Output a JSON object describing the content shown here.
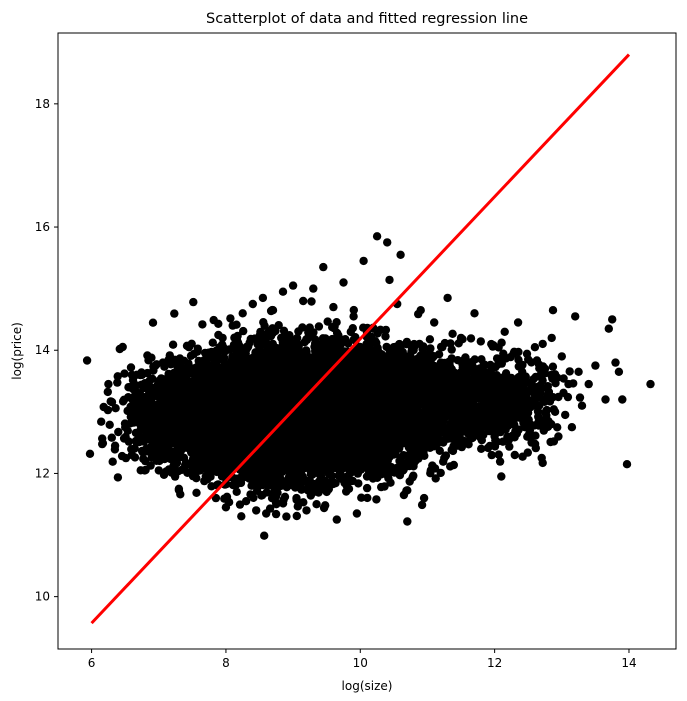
{
  "chart_data": {
    "type": "scatter",
    "title": "Scatterplot of data and fitted regression line",
    "xlabel": "log(size)",
    "ylabel": "log(price)",
    "xlim": [
      5.5,
      14.7
    ],
    "ylim": [
      9.15,
      19.15
    ],
    "grid": false,
    "legend": "none",
    "x_ticks": [
      6,
      8,
      10,
      12,
      14
    ],
    "y_ticks": [
      10,
      12,
      14,
      16,
      18
    ],
    "x_tick_labels": [
      "6",
      "8",
      "10",
      "12",
      "14"
    ],
    "y_tick_labels": [
      "10",
      "12",
      "14",
      "16",
      "18"
    ],
    "colors": {
      "points": "#000000",
      "regression_line": "#ff0000"
    },
    "series": [
      {
        "kind": "points",
        "points": [
          [
            6.25,
            13.45
          ],
          [
            6.35,
            12.45
          ],
          [
            6.42,
            14.02
          ],
          [
            6.5,
            12.75
          ],
          [
            6.55,
            13.4
          ],
          [
            6.6,
            12.3
          ],
          [
            6.65,
            13.15
          ],
          [
            6.7,
            12.9
          ],
          [
            6.75,
            13.6
          ],
          [
            6.8,
            12.2
          ],
          [
            6.85,
            13.35
          ],
          [
            6.9,
            12.65
          ],
          [
            6.95,
            13.75
          ],
          [
            7.0,
            12.05
          ],
          [
            7.05,
            13.2
          ],
          [
            7.1,
            12.55
          ],
          [
            7.15,
            13.85
          ],
          [
            7.2,
            12.35
          ],
          [
            7.25,
            13.05
          ],
          [
            7.3,
            11.75
          ],
          [
            7.35,
            13.65
          ],
          [
            7.4,
            12.85
          ],
          [
            7.45,
            14.05
          ],
          [
            7.5,
            12.15
          ],
          [
            7.6,
            13.4
          ],
          [
            7.65,
            14.42
          ],
          [
            7.7,
            11.95
          ],
          [
            7.75,
            12.7
          ],
          [
            7.8,
            13.95
          ],
          [
            7.85,
            11.6
          ],
          [
            7.9,
            13.25
          ],
          [
            7.95,
            14.2
          ],
          [
            8.0,
            11.45
          ],
          [
            8.05,
            12.5
          ],
          [
            8.1,
            14.4
          ],
          [
            8.15,
            11.85
          ],
          [
            8.2,
            13.55
          ],
          [
            8.25,
            14.6
          ],
          [
            8.3,
            11.55
          ],
          [
            8.35,
            12.95
          ],
          [
            8.4,
            14.75
          ],
          [
            8.45,
            11.4
          ],
          [
            8.5,
            13.15
          ],
          [
            8.55,
            14.85
          ],
          [
            8.6,
            11.35
          ],
          [
            8.65,
            12.4
          ],
          [
            8.7,
            14.65
          ],
          [
            8.75,
            11.5
          ],
          [
            8.8,
            13.85
          ],
          [
            8.85,
            14.95
          ],
          [
            8.9,
            11.3
          ],
          [
            8.95,
            12.2
          ],
          [
            9.0,
            15.05
          ],
          [
            9.05,
            11.6
          ],
          [
            9.1,
            13.45
          ],
          [
            9.15,
            14.8
          ],
          [
            9.2,
            11.4
          ],
          [
            9.25,
            12.75
          ],
          [
            9.3,
            15.0
          ],
          [
            9.35,
            11.5
          ],
          [
            9.4,
            13.95
          ],
          [
            9.45,
            15.35
          ],
          [
            9.5,
            11.7
          ],
          [
            9.55,
            12.55
          ],
          [
            9.6,
            14.7
          ],
          [
            9.65,
            11.25
          ],
          [
            9.7,
            13.3
          ],
          [
            9.75,
            15.1
          ],
          [
            9.8,
            11.8
          ],
          [
            9.85,
            12.9
          ],
          [
            9.9,
            14.55
          ],
          [
            9.95,
            11.35
          ],
          [
            10.0,
            13.75
          ],
          [
            10.05,
            15.45
          ],
          [
            10.1,
            11.95
          ],
          [
            10.15,
            12.45
          ],
          [
            10.2,
            14.35
          ],
          [
            10.25,
            15.85
          ],
          [
            10.3,
            12.1
          ],
          [
            10.35,
            13.6
          ],
          [
            10.4,
            15.75
          ],
          [
            10.45,
            11.85
          ],
          [
            10.5,
            12.85
          ],
          [
            10.55,
            14.75
          ],
          [
            10.6,
            15.55
          ],
          [
            10.65,
            11.65
          ],
          [
            10.7,
            11.22
          ],
          [
            10.75,
            13.25
          ],
          [
            10.8,
            14.05
          ],
          [
            10.85,
            12.35
          ],
          [
            10.9,
            14.65
          ],
          [
            10.95,
            11.6
          ],
          [
            11.0,
            13.45
          ],
          [
            11.05,
            12.05
          ],
          [
            11.1,
            14.45
          ],
          [
            11.15,
            12.55
          ],
          [
            11.2,
            13.8
          ],
          [
            11.25,
            12.25
          ],
          [
            11.3,
            14.85
          ],
          [
            11.35,
            12.7
          ],
          [
            11.4,
            13.15
          ],
          [
            11.45,
            12.45
          ],
          [
            11.5,
            14.2
          ],
          [
            11.55,
            12.9
          ],
          [
            11.6,
            13.5
          ],
          [
            11.65,
            12.65
          ],
          [
            11.7,
            14.6
          ],
          [
            11.75,
            13.05
          ],
          [
            11.8,
            12.4
          ],
          [
            11.85,
            13.65
          ],
          [
            11.9,
            12.85
          ],
          [
            11.95,
            14.1
          ],
          [
            12.0,
            12.6
          ],
          [
            12.05,
            13.3
          ],
          [
            12.1,
            11.95
          ],
          [
            12.15,
            14.3
          ],
          [
            12.2,
            12.95
          ],
          [
            12.25,
            13.55
          ],
          [
            12.3,
            12.3
          ],
          [
            12.35,
            14.45
          ],
          [
            12.4,
            13.1
          ],
          [
            12.45,
            12.75
          ],
          [
            12.5,
            13.85
          ],
          [
            12.55,
            12.5
          ],
          [
            12.6,
            14.05
          ],
          [
            12.65,
            13.25
          ],
          [
            12.7,
            12.25
          ],
          [
            12.75,
            13.7
          ],
          [
            12.8,
            12.85
          ],
          [
            12.85,
            14.2
          ],
          [
            12.9,
            13.0
          ],
          [
            12.95,
            12.6
          ],
          [
            13.0,
            13.9
          ],
          [
            13.05,
            12.95
          ],
          [
            13.1,
            13.45
          ],
          [
            13.15,
            12.75
          ],
          [
            13.2,
            14.55
          ],
          [
            13.25,
            13.65
          ],
          [
            13.3,
            13.1
          ],
          [
            13.4,
            13.45
          ],
          [
            13.5,
            13.75
          ],
          [
            13.65,
            13.2
          ],
          [
            13.7,
            14.35
          ],
          [
            13.75,
            14.5
          ],
          [
            13.8,
            13.8
          ],
          [
            13.85,
            13.65
          ],
          [
            13.9,
            13.2
          ],
          [
            13.97,
            12.15
          ],
          [
            14.32,
            13.45
          ]
        ],
        "dense_clusters": [
          {
            "cx": 9.0,
            "cy": 13.0,
            "sx": 0.75,
            "sy": 0.5,
            "n": 6000
          },
          {
            "cx": 8.3,
            "cy": 12.95,
            "sx": 0.7,
            "sy": 0.42,
            "n": 2000
          },
          {
            "cx": 7.4,
            "cy": 12.9,
            "sx": 0.45,
            "sy": 0.36,
            "n": 600
          },
          {
            "cx": 10.2,
            "cy": 13.1,
            "sx": 0.55,
            "sy": 0.45,
            "n": 1500
          },
          {
            "cx": 11.3,
            "cy": 13.2,
            "sx": 0.55,
            "sy": 0.38,
            "n": 700
          },
          {
            "cx": 12.2,
            "cy": 13.15,
            "sx": 0.35,
            "sy": 0.35,
            "n": 350
          }
        ]
      },
      {
        "kind": "line",
        "points": [
          [
            6.0,
            9.57
          ],
          [
            14.0,
            18.8
          ]
        ]
      }
    ]
  }
}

══════════

Leave out every picture and copy the rest of the records exactly.

- Solution -
Output a JSON object describing the content shown here.
{
  "chart_data": {
    "type": "scatter",
    "title": "Scatterplot of data and fitted regression line",
    "xlabel": "log(size)",
    "ylabel": "log(price)",
    "xlim": [
      5.5,
      14.7
    ],
    "ylim": [
      9.15,
      19.15
    ],
    "grid": false,
    "legend": "none",
    "x_ticks": [
      6,
      8,
      10,
      12,
      14
    ],
    "y_ticks": [
      10,
      12,
      14,
      16,
      18
    ],
    "x_tick_labels": [
      "6",
      "8",
      "10",
      "12",
      "14"
    ],
    "y_tick_labels": [
      "10",
      "12",
      "14",
      "16",
      "18"
    ],
    "colors": {
      "points": "#000000",
      "regression_line": "#ff0000"
    },
    "series": [
      {
        "kind": "points",
        "points": [
          [
            6.25,
            13.45
          ],
          [
            6.35,
            12.45
          ],
          [
            6.42,
            14.02
          ],
          [
            6.5,
            12.75
          ],
          [
            6.55,
            13.4
          ],
          [
            6.6,
            12.3
          ],
          [
            6.65,
            13.15
          ],
          [
            6.7,
            12.9
          ],
          [
            6.75,
            13.6
          ],
          [
            6.8,
            12.2
          ],
          [
            6.85,
            13.35
          ],
          [
            6.9,
            12.65
          ],
          [
            6.95,
            13.75
          ],
          [
            7.0,
            12.05
          ],
          [
            7.05,
            13.2
          ],
          [
            7.1,
            12.55
          ],
          [
            7.15,
            13.85
          ],
          [
            7.2,
            12.35
          ],
          [
            7.25,
            13.05
          ],
          [
            7.3,
            11.75
          ],
          [
            7.35,
            13.65
          ],
          [
            7.4,
            12.85
          ],
          [
            7.45,
            14.05
          ],
          [
            7.5,
            12.15
          ],
          [
            7.6,
            13.4
          ],
          [
            7.65,
            14.42
          ],
          [
            7.7,
            11.95
          ],
          [
            7.75,
            12.7
          ],
          [
            7.8,
            13.95
          ],
          [
            7.85,
            11.6
          ],
          [
            7.9,
            13.25
          ],
          [
            7.95,
            14.2
          ],
          [
            8.0,
            11.45
          ],
          [
            8.05,
            12.5
          ],
          [
            8.1,
            14.4
          ],
          [
            8.15,
            11.85
          ],
          [
            8.2,
            13.55
          ],
          [
            8.25,
            14.6
          ],
          [
            8.3,
            11.55
          ],
          [
            8.35,
            12.95
          ],
          [
            8.4,
            14.75
          ],
          [
            8.45,
            11.4
          ],
          [
            8.5,
            13.15
          ],
          [
            8.55,
            14.85
          ],
          [
            8.6,
            11.35
          ],
          [
            8.65,
            12.4
          ],
          [
            8.7,
            14.65
          ],
          [
            8.75,
            11.5
          ],
          [
            8.8,
            13.85
          ],
          [
            8.85,
            14.95
          ],
          [
            8.9,
            11.3
          ],
          [
            8.95,
            12.2
          ],
          [
            9.0,
            15.05
          ],
          [
            9.05,
            11.6
          ],
          [
            9.1,
            13.45
          ],
          [
            9.15,
            14.8
          ],
          [
            9.2,
            11.4
          ],
          [
            9.25,
            12.75
          ],
          [
            9.3,
            15.0
          ],
          [
            9.35,
            11.5
          ],
          [
            9.4,
            13.95
          ],
          [
            9.45,
            15.35
          ],
          [
            9.5,
            11.7
          ],
          [
            9.55,
            12.55
          ],
          [
            9.6,
            14.7
          ],
          [
            9.65,
            11.25
          ],
          [
            9.7,
            13.3
          ],
          [
            9.75,
            15.1
          ],
          [
            9.8,
            11.8
          ],
          [
            9.85,
            12.9
          ],
          [
            9.9,
            14.55
          ],
          [
            9.95,
            11.35
          ],
          [
            10.0,
            13.75
          ],
          [
            10.05,
            15.45
          ],
          [
            10.1,
            11.95
          ],
          [
            10.15,
            12.45
          ],
          [
            10.2,
            14.35
          ],
          [
            10.25,
            15.85
          ],
          [
            10.3,
            12.1
          ],
          [
            10.35,
            13.6
          ],
          [
            10.4,
            15.75
          ],
          [
            10.45,
            11.85
          ],
          [
            10.5,
            12.85
          ],
          [
            10.55,
            14.75
          ],
          [
            10.6,
            15.55
          ],
          [
            10.65,
            11.65
          ],
          [
            10.7,
            11.22
          ],
          [
            10.75,
            13.25
          ],
          [
            10.8,
            14.05
          ],
          [
            10.85,
            12.35
          ],
          [
            10.9,
            14.65
          ],
          [
            10.95,
            11.6
          ],
          [
            11.0,
            13.45
          ],
          [
            11.05,
            12.05
          ],
          [
            11.1,
            14.45
          ],
          [
            11.15,
            12.55
          ],
          [
            11.2,
            13.8
          ],
          [
            11.25,
            12.25
          ],
          [
            11.3,
            14.85
          ],
          [
            11.35,
            12.7
          ],
          [
            11.4,
            13.15
          ],
          [
            11.45,
            12.45
          ],
          [
            11.5,
            14.2
          ],
          [
            11.55,
            12.9
          ],
          [
            11.6,
            13.5
          ],
          [
            11.65,
            12.65
          ],
          [
            11.7,
            14.6
          ],
          [
            11.75,
            13.05
          ],
          [
            11.8,
            12.4
          ],
          [
            11.85,
            13.65
          ],
          [
            11.9,
            12.85
          ],
          [
            11.95,
            14.1
          ],
          [
            12.0,
            12.6
          ],
          [
            12.05,
            13.3
          ],
          [
            12.1,
            11.95
          ],
          [
            12.15,
            14.3
          ],
          [
            12.2,
            12.95
          ],
          [
            12.25,
            13.55
          ],
          [
            12.3,
            12.3
          ],
          [
            12.35,
            14.45
          ],
          [
            12.4,
            13.1
          ],
          [
            12.45,
            12.75
          ],
          [
            12.5,
            13.85
          ],
          [
            12.55,
            12.5
          ],
          [
            12.6,
            14.05
          ],
          [
            12.65,
            13.25
          ],
          [
            12.7,
            12.25
          ],
          [
            12.75,
            13.7
          ],
          [
            12.8,
            12.85
          ],
          [
            12.85,
            14.2
          ],
          [
            12.9,
            13.0
          ],
          [
            12.95,
            12.6
          ],
          [
            13.0,
            13.9
          ],
          [
            13.05,
            12.95
          ],
          [
            13.1,
            13.45
          ],
          [
            13.15,
            12.75
          ],
          [
            13.2,
            14.55
          ],
          [
            13.25,
            13.65
          ],
          [
            13.3,
            13.1
          ],
          [
            13.4,
            13.45
          ],
          [
            13.5,
            13.75
          ],
          [
            13.65,
            13.2
          ],
          [
            13.7,
            14.35
          ],
          [
            13.75,
            14.5
          ],
          [
            13.8,
            13.8
          ],
          [
            13.85,
            13.65
          ],
          [
            13.9,
            13.2
          ],
          [
            13.97,
            12.15
          ],
          [
            14.32,
            13.45
          ]
        ],
        "dense_clusters": [
          {
            "cx": 9.0,
            "cy": 13.0,
            "sx": 0.75,
            "sy": 0.5,
            "n": 6000
          },
          {
            "cx": 8.3,
            "cy": 12.95,
            "sx": 0.7,
            "sy": 0.42,
            "n": 2000
          },
          {
            "cx": 7.4,
            "cy": 12.9,
            "sx": 0.45,
            "sy": 0.36,
            "n": 600
          },
          {
            "cx": 10.2,
            "cy": 13.1,
            "sx": 0.55,
            "sy": 0.45,
            "n": 1500
          },
          {
            "cx": 11.3,
            "cy": 13.2,
            "sx": 0.55,
            "sy": 0.38,
            "n": 700
          },
          {
            "cx": 12.2,
            "cy": 13.15,
            "sx": 0.35,
            "sy": 0.35,
            "n": 350
          }
        ]
      },
      {
        "kind": "line",
        "points": [
          [
            6.0,
            9.57
          ],
          [
            14.0,
            18.8
          ]
        ]
      }
    ]
  }
}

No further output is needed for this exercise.